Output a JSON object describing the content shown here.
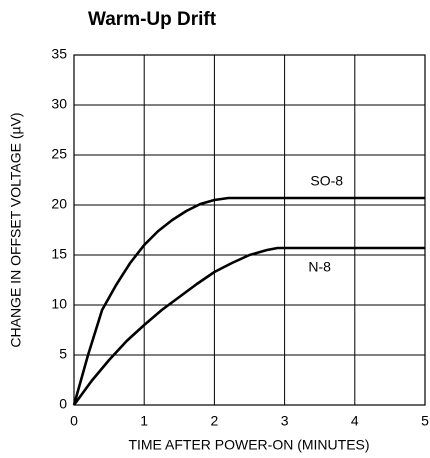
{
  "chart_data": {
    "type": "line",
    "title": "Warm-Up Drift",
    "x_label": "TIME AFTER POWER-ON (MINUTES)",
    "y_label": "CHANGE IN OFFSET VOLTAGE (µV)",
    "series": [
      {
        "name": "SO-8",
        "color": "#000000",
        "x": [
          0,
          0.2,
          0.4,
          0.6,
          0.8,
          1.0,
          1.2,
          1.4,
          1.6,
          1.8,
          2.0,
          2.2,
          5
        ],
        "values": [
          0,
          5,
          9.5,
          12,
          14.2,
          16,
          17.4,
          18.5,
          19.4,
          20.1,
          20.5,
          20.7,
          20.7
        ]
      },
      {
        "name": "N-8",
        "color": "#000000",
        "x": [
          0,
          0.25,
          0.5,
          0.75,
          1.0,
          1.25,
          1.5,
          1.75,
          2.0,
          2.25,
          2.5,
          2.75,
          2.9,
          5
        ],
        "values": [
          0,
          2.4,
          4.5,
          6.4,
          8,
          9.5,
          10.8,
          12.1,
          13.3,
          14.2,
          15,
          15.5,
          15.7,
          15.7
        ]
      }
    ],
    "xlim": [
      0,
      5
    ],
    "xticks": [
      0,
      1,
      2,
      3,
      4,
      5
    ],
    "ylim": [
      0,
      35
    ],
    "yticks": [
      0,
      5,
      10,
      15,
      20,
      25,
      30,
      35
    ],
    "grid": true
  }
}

* Objective
Set down the material above as is, without any pictures.

* Finished task
Output a JSON object describing the content shown here.
{
  "chart_data": {
    "type": "line",
    "title": "Warm-Up Drift",
    "x_label": "TIME AFTER POWER-ON (MINUTES)",
    "y_label": "CHANGE IN OFFSET VOLTAGE (µV)",
    "series": [
      {
        "name": "SO-8",
        "color": "#000000",
        "x": [
          0,
          0.2,
          0.4,
          0.6,
          0.8,
          1.0,
          1.2,
          1.4,
          1.6,
          1.8,
          2.0,
          2.2,
          5
        ],
        "values": [
          0,
          5,
          9.5,
          12,
          14.2,
          16,
          17.4,
          18.5,
          19.4,
          20.1,
          20.5,
          20.7,
          20.7
        ]
      },
      {
        "name": "N-8",
        "color": "#000000",
        "x": [
          0,
          0.25,
          0.5,
          0.75,
          1.0,
          1.25,
          1.5,
          1.75,
          2.0,
          2.25,
          2.5,
          2.75,
          2.9,
          5
        ],
        "values": [
          0,
          2.4,
          4.5,
          6.4,
          8,
          9.5,
          10.8,
          12.1,
          13.3,
          14.2,
          15,
          15.5,
          15.7,
          15.7
        ]
      }
    ],
    "xlim": [
      0,
      5
    ],
    "xticks": [
      0,
      1,
      2,
      3,
      4,
      5
    ],
    "ylim": [
      0,
      35
    ],
    "yticks": [
      0,
      5,
      10,
      15,
      20,
      25,
      30,
      35
    ],
    "grid": true
  }
}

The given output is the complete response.